╭─ Selected excerpt

(no title)
batbomb | 6 years ago
Nextflow was mentioned. I think what most people want is probably closer to Airflow, although it takes some time getting it up to production in a cloud environment (there is astronomer.io and a GCP product).
HTCondor via DAGMan has existed a long time, and there’s even engines built on that (Pegasus, Wings).
There’s Swift (http://swift-lang.org/main/) and it’s successor Parsl. Cray has Chapel. These are a bit different, in that they are more like a distributed computer program. Of course, so is Julia, but built into these languages is the assumption you can be using unreliable, in some way, computing. Makeflow and GNU Parallel are closer to this category too.
Then there’s Beam, but that’s dataflow.

╰─
╭─ Dataset section

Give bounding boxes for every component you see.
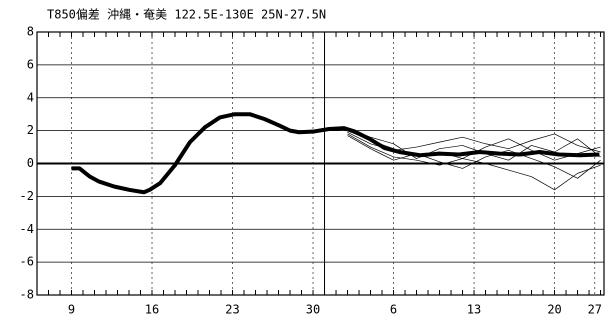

╰─

## What is asked
Revise the passage of the workflow-tools thread starting with "There’s Swift (http://swift-lang.org/main/)" and going on through "this category too.", putting "Erlang" wherever "Julia" appears. The material plays no part in this.

## Finished exercise
There’s Swift (http://swift-lang.org/main/) and it’s successor Parsl. Cray has Chapel. These are a bit different, in that they are more like a distributed computer program. Of course, so is Erlang, but built into these languages is the assumption you can be using unreliable, in some way, computing. Makeflow and GNU Parallel are closer to this category too.